◆ DATA FOR THIS TASK:
Start
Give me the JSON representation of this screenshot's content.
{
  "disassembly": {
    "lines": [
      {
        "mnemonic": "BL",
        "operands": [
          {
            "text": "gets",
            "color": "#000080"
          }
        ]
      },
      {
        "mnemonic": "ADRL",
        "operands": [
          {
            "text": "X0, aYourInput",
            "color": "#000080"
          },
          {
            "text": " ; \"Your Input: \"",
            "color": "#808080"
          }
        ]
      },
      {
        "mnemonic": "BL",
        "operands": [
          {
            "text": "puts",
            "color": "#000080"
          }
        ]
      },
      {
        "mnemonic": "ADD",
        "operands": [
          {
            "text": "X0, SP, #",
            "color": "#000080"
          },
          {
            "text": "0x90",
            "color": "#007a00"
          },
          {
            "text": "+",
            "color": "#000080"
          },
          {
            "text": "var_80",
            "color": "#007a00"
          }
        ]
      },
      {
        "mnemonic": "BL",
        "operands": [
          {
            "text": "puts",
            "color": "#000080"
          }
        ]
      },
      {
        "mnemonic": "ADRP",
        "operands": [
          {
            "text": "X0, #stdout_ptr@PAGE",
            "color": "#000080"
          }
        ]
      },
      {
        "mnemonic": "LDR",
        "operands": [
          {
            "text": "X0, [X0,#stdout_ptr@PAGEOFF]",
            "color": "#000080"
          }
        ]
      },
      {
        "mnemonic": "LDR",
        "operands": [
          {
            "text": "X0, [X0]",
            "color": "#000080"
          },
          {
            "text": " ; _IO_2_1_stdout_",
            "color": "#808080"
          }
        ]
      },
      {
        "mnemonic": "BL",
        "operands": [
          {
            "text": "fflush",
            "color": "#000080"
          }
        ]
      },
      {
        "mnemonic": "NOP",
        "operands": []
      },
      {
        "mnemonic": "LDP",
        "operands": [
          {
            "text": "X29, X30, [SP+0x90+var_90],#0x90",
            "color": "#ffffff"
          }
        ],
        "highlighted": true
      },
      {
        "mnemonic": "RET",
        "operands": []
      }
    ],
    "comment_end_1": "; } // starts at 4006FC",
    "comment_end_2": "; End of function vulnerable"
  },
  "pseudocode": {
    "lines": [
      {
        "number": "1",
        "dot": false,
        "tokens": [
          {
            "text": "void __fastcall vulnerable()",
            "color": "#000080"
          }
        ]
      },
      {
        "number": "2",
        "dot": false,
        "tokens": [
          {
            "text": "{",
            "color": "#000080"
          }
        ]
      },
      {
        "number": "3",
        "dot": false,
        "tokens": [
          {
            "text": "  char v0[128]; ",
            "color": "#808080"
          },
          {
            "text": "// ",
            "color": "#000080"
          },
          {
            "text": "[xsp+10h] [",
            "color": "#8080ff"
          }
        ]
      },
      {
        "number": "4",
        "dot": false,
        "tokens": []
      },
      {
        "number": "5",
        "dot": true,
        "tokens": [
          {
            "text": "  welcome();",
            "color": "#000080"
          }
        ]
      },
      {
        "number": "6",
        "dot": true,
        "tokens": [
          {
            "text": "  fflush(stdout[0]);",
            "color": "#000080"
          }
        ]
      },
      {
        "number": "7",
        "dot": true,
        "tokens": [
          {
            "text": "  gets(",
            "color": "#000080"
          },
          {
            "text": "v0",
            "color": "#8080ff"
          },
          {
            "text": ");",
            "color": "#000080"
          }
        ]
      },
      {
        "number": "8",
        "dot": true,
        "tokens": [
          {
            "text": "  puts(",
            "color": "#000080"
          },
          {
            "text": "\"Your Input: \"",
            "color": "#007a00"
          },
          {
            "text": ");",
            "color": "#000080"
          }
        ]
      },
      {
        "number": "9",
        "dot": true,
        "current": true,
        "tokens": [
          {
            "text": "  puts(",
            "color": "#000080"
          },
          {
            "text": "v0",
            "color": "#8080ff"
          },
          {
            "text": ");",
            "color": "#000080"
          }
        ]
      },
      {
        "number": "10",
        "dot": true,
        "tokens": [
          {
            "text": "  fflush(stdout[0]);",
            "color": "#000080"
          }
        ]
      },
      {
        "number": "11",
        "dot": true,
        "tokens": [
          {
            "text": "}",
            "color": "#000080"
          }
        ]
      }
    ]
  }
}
End
◆ EXERCISE DETAILS: Return each line of the data exactly as written above.

◆ EXERCISE OUTPUT:
Give me the JSON representation of this screenshot's content.
{
  "disassembly": {
    "lines": [
      {
        "mnemonic": "BL",
        "operands": [
          {
            "text": "gets",
            "color": "#000080"
          }
        ]
      },
      {
        "mnemonic": "ADRL",
        "operands": [
          {
            "text": "X0, aYourInput",
            "color": "#000080"
          },
          {
            "text": " ; \"Your Input: \"",
            "color": "#808080"
          }
        ]
      },
      {
        "mnemonic": "BL",
        "operands": [
          {
            "text": "puts",
            "color": "#000080"
          }
        ]
      },
      {
        "mnemonic": "ADD",
        "operands": [
          {
            "text": "X0, SP, #",
            "color": "#000080"
          },
          {
            "text": "0x90",
            "color": "#007a00"
          },
          {
            "text": "+",
            "color": "#000080"
          },
          {
            "text": "var_80",
            "color": "#007a00"
          }
        ]
      },
      {
        "mnemonic": "BL",
        "operands": [
          {
            "text": "puts",
            "color": "#000080"
          }
        ]
      },
      {
        "mnemonic": "ADRP",
        "operands": [
          {
            "text": "X0, #stdout_ptr@PAGE",
            "color": "#000080"
          }
        ]
      },
      {
        "mnemonic": "LDR",
        "operands": [
          {
            "text": "X0, [X0,#stdout_ptr@PAGEOFF]",
            "color": "#000080"
          }
        ]
      },
      {
        "mnemonic": "LDR",
        "operands": [
          {
            "text": "X0, [X0]",
            "color": "#000080"
          },
          {
            "text": " ; _IO_2_1_stdout_",
            "color": "#808080"
          }
        ]
      },
      {
        "mnemonic": "BL",
        "operands": [
          {
            "text": "fflush",
            "color": "#000080"
          }
        ]
      },
      {
        "mnemonic": "NOP",
        "operands": []
      },
      {
        "mnemonic": "LDP",
        "operands": [
          {
            "text": "X29, X30, [SP+0x90+var_90],#0x90",
            "color": "#ffffff"
          }
        ],
        "highlighted": true
      },
      {
        "mnemonic": "RET",
        "operands": []
      }
    ],
    "comment_end_1": "; } // starts at 4006FC",
    "comment_end_2": "; End of function vulnerable"
  },
  "pseudocode": {
    "lines": [
      {
        "number": "1",
        "dot": false,
        "tokens": [
          {
            "text": "void __fastcall vulnerable()",
            "color": "#000080"
          }
        ]
      },
      {
        "number": "2",
        "dot": false,
        "tokens": [
          {
            "text": "{",
            "color": "#000080"
          }
        ]
      },
      {
        "number": "3",
        "dot": false,
        "tokens": [
          {
            "text": "  char v0[128]; ",
            "color": "#808080"
          },
          {
            "text": "// ",
            "color": "#000080"
          },
          {
            "text": "[xsp+10h] [",
            "color": "#8080ff"
          }
        ]
      },
      {
        "number": "4",
        "dot": false,
        "tokens": []
      },
      {
        "number": "5",
        "dot": true,
        "tokens": [
          {
            "text": "  welcome();",
            "color": "#000080"
          }
        ]
      },
      {
        "number": "6",
        "dot": true,
        "tokens": [
          {
            "text": "  fflush(stdout[0]);",
            "color": "#000080"
          }
        ]
      },
      {
        "number": "7",
        "dot": true,
        "tokens": [
          {
            "text": "  gets(",
            "color": "#000080"
          },
          {
            "text": "v0",
            "color": "#8080ff"
          },
          {
            "text": ");",
            "color": "#000080"
          }
        ]
      },
      {
        "number": "8",
        "dot": true,
        "tokens": [
          {
            "text": "  puts(",
            "color": "#000080"
          },
          {
            "text": "\"Your Input: \"",
            "color": "#007a00"
          },
          {
            "text": ");",
            "color": "#000080"
          }
        ]
      },
      {
        "number": "9",
        "dot": true,
        "current": true,
        "tokens": [
          {
            "text": "  puts(",
            "color": "#000080"
          },
          {
            "text": "v0",
            "color": "#8080ff"
          },
          {
            "text": ");",
            "color": "#000080"
          }
        ]
      },
      {
        "number": "10",
        "dot": true,
        "tokens": [
          {
            "text": "  fflush(stdout[0]);",
            "color": "#000080"
          }
        ]
      },
      {
        "number": "11",
        "dot": true,
        "tokens": [
          {
            "text": "}",
            "color": "#000080"
          }
        ]
      }
    ]
  }
}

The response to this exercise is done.